**Exercise brief**
In the data, extract each line that holds the string "title".

(Entries with figure data)
○ ○ ○ ○ ○
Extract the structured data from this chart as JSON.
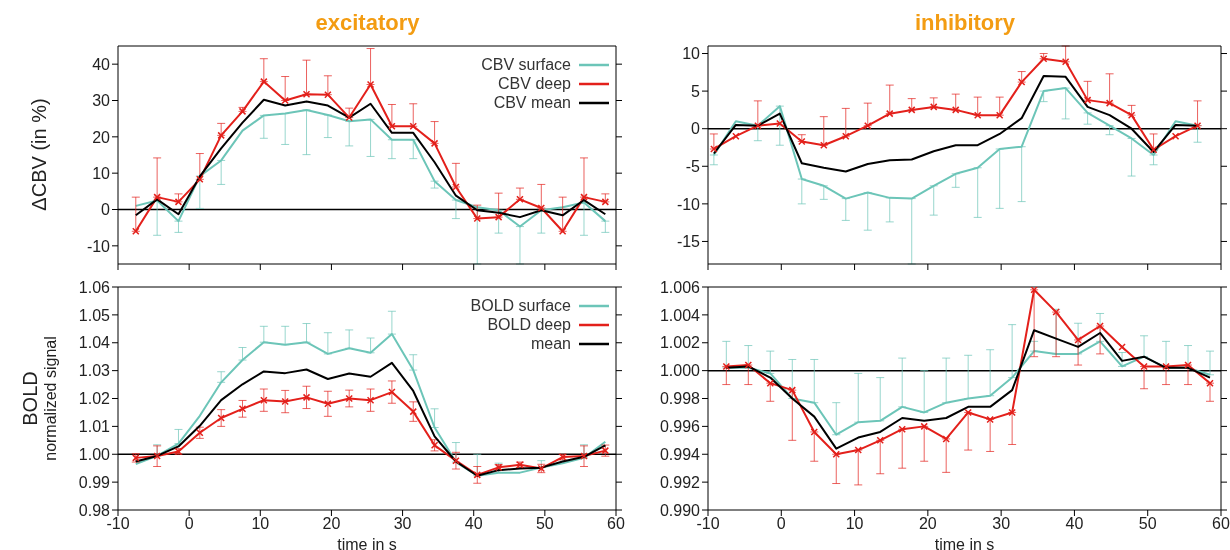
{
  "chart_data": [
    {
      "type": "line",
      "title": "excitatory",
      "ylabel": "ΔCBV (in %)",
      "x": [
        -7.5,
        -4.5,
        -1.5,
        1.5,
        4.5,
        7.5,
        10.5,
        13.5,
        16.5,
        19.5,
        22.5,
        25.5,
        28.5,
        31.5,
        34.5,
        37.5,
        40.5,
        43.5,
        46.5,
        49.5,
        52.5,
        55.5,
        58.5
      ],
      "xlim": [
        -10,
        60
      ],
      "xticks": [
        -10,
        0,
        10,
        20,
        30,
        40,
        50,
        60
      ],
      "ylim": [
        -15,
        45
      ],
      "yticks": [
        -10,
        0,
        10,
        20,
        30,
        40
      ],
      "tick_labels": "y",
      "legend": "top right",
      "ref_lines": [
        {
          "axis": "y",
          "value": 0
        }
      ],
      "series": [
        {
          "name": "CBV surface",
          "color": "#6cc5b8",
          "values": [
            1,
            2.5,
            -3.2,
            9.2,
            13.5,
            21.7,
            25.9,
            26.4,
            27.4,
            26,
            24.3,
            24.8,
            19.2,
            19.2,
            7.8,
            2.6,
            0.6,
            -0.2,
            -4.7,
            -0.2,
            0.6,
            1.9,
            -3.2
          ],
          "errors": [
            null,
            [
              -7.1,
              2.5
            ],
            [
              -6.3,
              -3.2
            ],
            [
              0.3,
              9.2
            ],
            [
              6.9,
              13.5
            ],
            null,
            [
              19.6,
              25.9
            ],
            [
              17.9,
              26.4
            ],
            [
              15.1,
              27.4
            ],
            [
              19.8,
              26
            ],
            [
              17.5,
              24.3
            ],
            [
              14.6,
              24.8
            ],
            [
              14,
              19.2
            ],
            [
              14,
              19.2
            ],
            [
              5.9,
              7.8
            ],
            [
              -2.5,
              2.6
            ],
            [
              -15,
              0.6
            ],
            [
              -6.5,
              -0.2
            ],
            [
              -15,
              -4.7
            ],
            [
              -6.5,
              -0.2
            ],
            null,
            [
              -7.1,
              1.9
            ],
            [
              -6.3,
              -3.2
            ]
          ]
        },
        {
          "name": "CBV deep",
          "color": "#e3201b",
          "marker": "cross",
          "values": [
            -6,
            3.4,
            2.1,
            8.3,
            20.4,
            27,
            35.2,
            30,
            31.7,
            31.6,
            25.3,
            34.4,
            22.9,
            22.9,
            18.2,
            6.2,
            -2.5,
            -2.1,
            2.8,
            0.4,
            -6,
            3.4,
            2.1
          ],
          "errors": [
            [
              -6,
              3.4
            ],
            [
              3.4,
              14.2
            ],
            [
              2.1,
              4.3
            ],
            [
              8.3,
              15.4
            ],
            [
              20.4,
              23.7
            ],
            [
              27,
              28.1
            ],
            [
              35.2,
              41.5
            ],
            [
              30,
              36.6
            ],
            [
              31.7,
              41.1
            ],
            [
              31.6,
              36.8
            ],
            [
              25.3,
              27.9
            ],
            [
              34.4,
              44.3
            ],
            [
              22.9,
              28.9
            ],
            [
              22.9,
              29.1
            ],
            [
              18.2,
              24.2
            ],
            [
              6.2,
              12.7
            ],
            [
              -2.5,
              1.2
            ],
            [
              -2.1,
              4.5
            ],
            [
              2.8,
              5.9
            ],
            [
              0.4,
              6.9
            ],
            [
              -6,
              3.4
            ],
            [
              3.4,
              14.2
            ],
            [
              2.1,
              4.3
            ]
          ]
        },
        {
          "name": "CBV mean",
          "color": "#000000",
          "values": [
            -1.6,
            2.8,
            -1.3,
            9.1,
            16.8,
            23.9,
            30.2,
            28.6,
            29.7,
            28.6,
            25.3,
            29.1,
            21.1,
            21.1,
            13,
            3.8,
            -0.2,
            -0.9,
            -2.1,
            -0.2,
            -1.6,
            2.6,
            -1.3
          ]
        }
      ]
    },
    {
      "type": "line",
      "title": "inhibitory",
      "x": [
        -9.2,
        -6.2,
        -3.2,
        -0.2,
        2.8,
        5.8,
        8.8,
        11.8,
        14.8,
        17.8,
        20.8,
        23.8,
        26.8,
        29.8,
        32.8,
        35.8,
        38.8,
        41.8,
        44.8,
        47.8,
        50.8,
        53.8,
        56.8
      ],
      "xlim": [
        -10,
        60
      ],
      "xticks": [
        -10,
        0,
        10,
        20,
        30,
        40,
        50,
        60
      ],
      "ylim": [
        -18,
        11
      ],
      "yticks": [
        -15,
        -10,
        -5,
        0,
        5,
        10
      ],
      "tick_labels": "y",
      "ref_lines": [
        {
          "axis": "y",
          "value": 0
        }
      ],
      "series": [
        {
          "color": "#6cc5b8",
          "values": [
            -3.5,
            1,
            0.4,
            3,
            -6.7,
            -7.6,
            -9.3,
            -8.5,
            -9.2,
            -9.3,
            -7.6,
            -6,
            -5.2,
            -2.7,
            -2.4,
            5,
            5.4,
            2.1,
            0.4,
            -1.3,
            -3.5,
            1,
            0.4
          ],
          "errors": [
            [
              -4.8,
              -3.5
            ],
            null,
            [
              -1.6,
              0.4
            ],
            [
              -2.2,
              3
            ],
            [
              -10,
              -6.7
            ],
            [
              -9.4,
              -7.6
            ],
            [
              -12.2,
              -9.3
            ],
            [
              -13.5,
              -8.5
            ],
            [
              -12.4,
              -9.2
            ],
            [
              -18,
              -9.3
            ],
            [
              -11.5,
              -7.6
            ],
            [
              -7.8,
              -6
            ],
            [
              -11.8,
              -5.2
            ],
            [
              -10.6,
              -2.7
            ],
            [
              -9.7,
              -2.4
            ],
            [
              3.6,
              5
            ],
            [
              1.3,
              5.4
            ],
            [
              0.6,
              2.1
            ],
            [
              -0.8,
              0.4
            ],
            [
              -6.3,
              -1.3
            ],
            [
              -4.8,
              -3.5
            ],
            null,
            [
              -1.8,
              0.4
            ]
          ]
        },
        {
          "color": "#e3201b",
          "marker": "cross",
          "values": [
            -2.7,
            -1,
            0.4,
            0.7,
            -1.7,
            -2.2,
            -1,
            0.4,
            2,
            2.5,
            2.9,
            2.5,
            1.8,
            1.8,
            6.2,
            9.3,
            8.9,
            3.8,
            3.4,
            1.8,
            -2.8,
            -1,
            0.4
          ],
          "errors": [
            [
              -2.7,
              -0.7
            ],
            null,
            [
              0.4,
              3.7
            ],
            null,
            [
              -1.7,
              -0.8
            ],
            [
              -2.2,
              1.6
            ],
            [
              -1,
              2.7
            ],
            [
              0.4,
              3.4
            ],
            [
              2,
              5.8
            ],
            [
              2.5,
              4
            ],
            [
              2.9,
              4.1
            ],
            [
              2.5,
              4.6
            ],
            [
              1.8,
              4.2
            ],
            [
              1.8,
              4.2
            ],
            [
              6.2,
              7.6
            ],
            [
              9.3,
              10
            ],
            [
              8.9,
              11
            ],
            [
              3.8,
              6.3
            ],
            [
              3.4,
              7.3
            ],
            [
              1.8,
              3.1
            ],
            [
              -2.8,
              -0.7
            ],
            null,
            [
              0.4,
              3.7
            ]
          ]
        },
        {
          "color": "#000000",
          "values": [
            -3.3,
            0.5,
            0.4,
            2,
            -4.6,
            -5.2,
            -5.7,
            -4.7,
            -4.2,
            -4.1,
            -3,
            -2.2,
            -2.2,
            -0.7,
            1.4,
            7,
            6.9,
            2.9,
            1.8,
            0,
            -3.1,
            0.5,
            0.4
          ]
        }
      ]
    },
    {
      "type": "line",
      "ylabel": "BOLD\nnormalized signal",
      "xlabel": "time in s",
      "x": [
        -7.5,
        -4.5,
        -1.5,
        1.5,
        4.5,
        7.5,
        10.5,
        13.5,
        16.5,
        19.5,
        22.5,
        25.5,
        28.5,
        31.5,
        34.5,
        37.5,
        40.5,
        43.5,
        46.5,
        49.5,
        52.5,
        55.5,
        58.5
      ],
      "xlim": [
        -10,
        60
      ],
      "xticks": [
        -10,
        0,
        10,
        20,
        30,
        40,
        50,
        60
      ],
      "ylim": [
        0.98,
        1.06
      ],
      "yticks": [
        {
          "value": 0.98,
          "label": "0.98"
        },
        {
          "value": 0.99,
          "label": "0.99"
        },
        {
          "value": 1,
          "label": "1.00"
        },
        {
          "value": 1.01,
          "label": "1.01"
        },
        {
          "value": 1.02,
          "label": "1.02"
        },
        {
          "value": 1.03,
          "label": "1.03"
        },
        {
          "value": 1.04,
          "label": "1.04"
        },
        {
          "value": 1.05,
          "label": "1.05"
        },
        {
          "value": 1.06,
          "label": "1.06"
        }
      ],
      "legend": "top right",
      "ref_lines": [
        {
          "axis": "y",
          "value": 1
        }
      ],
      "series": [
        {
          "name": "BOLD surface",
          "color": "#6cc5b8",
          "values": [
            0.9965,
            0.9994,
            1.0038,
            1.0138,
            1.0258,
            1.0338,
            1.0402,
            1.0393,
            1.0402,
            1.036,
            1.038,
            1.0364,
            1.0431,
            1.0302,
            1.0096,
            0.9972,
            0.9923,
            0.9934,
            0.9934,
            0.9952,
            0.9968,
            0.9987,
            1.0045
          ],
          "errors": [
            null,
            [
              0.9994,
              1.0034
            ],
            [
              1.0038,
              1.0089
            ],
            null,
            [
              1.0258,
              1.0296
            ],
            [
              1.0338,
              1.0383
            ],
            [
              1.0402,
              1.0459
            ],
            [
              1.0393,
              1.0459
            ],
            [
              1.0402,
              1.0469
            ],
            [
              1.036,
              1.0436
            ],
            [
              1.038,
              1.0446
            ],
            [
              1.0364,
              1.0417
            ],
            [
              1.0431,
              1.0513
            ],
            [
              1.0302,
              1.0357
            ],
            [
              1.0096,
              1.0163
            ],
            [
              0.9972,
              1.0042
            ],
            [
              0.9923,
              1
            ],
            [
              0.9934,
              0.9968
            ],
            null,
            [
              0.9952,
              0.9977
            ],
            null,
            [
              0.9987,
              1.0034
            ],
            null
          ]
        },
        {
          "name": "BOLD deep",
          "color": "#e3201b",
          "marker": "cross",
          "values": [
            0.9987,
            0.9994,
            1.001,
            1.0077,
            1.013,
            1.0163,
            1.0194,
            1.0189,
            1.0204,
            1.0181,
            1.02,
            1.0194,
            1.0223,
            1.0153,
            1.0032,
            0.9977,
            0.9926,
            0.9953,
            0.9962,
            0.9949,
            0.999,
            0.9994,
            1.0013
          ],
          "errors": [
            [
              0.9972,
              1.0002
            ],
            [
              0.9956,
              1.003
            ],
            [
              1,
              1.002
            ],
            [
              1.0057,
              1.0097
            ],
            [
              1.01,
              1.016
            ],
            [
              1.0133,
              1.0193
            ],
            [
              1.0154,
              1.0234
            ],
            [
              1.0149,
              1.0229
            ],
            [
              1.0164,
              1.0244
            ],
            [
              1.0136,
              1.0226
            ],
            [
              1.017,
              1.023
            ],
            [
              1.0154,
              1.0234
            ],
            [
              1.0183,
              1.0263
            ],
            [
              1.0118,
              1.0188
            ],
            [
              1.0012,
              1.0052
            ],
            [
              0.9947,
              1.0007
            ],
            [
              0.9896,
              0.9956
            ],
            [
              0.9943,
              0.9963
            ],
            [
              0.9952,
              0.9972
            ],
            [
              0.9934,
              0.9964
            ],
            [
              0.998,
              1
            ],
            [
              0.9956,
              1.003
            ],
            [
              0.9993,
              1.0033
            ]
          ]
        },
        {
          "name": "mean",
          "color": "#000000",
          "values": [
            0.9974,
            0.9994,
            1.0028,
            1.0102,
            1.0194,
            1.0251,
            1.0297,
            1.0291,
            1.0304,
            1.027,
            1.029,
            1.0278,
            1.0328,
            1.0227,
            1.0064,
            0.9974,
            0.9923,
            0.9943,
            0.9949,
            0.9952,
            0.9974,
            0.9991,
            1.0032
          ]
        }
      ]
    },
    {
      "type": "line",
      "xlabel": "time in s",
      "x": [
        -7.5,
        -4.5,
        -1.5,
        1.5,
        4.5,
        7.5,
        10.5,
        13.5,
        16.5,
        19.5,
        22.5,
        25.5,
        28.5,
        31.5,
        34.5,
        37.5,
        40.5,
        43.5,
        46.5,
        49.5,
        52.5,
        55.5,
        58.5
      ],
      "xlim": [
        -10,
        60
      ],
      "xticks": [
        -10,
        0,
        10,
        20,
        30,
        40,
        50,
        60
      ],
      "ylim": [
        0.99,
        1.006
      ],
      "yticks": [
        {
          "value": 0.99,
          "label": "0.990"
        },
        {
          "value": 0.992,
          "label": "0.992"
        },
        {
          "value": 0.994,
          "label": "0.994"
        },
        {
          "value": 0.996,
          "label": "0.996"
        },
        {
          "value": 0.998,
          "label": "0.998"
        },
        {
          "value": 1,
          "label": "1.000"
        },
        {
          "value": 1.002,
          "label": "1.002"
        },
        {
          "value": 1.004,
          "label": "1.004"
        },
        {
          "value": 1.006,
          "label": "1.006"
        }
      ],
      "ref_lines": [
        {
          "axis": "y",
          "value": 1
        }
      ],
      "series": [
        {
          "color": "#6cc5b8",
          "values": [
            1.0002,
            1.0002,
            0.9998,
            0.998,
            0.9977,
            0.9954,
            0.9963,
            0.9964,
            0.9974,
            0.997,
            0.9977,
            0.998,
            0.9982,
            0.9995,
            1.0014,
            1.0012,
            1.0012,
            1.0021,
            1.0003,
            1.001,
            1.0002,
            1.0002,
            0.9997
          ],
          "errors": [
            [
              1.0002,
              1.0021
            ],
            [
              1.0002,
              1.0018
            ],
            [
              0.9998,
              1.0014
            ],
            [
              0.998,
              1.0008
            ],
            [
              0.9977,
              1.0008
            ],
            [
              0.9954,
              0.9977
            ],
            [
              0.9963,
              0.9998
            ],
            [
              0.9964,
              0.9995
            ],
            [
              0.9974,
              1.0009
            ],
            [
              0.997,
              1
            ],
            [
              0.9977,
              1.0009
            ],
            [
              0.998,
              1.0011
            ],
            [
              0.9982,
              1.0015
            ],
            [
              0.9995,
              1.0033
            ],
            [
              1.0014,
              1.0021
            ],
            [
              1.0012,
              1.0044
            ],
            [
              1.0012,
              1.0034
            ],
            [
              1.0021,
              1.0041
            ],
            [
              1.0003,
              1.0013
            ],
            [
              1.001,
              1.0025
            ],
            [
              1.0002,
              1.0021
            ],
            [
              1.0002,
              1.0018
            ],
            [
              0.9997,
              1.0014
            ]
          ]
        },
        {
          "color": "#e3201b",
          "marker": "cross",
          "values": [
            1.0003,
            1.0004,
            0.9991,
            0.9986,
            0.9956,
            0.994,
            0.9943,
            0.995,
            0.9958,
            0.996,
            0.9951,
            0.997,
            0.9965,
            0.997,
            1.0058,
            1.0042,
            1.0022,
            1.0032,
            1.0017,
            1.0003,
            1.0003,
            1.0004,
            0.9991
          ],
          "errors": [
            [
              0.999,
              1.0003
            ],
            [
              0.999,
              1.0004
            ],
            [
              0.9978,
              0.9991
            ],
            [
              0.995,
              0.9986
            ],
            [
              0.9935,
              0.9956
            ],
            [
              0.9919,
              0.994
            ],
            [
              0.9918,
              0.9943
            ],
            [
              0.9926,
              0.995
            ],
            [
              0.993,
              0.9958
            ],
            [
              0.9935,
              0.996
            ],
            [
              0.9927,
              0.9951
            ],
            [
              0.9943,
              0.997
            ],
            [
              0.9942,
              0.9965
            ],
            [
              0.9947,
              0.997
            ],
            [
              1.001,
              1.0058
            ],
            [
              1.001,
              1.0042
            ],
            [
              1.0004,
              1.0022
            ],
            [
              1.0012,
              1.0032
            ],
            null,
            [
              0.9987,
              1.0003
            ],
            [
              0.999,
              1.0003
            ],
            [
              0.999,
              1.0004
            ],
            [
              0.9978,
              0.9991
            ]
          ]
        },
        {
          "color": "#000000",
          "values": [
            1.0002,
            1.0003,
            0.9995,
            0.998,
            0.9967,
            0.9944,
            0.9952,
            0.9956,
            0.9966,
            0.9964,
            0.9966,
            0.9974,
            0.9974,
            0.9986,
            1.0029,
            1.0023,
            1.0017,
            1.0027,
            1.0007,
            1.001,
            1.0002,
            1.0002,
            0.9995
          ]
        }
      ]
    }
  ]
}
○ ○ ○ ○ ○
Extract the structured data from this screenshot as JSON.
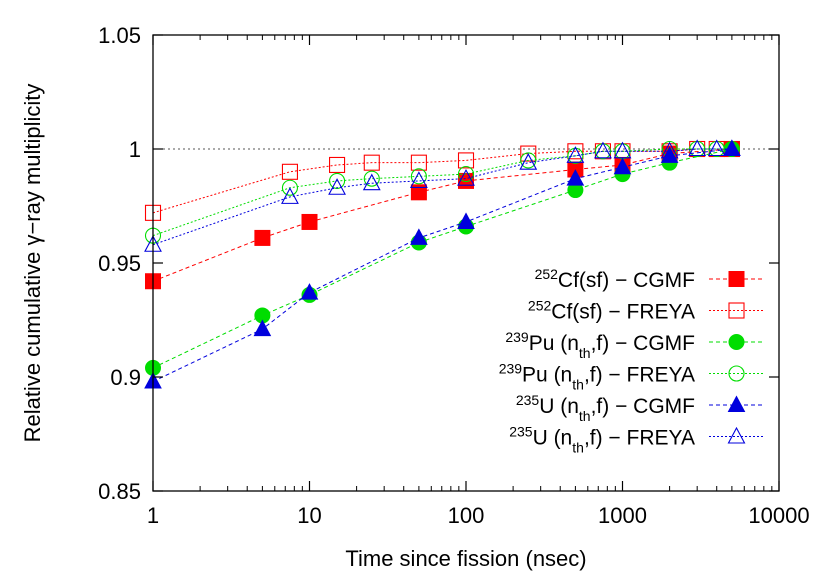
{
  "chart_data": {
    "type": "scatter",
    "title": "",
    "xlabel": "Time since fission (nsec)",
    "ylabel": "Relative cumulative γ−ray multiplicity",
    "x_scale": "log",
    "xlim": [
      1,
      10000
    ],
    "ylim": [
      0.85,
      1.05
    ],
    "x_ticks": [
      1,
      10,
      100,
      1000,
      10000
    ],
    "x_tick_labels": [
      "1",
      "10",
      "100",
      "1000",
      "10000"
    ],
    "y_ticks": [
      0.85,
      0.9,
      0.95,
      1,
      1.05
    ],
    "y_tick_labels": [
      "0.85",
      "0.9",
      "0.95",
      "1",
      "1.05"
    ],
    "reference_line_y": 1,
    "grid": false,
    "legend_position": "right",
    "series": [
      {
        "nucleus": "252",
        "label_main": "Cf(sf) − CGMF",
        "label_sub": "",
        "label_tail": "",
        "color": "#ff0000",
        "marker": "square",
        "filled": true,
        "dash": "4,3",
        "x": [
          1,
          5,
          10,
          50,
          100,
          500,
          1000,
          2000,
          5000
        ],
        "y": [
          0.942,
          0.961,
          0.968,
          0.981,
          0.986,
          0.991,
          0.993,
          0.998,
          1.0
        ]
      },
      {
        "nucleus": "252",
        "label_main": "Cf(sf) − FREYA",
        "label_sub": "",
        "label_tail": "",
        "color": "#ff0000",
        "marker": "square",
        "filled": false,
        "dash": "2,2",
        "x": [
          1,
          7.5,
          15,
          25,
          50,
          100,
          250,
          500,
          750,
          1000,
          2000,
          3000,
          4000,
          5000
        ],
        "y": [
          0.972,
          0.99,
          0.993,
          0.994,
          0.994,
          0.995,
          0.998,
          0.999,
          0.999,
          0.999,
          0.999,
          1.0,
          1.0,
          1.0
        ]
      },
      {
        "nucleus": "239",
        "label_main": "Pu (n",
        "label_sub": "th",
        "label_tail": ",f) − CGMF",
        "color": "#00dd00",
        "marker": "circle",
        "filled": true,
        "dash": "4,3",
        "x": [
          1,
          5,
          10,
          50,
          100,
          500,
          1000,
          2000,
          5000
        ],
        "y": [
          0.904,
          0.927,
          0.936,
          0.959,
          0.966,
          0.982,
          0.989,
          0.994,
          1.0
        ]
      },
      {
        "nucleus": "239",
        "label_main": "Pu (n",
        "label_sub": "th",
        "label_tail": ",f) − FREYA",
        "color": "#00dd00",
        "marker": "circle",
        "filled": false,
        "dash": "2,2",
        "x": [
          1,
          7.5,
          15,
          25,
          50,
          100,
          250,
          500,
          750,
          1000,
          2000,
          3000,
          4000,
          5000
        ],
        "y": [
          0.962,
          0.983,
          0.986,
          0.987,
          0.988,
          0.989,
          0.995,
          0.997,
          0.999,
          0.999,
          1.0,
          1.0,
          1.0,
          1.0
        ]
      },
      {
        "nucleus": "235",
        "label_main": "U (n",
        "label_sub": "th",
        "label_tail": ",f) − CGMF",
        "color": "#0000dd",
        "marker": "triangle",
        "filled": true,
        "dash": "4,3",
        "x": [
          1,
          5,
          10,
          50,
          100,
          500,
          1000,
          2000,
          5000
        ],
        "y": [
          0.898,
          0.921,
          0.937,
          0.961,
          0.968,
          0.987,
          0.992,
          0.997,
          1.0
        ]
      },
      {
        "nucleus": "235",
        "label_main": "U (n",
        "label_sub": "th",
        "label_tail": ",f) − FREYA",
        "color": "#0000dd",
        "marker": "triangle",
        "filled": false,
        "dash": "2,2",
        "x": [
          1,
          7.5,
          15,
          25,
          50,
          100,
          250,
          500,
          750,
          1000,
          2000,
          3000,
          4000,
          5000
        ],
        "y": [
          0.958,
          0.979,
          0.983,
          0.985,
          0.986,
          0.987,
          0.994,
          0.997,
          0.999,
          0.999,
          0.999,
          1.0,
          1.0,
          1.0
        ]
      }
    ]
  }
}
○ ○ ○ ○ ○
**Correct output**
      "title": "excitatory",
      "title": "inhibitory",
    "title": "",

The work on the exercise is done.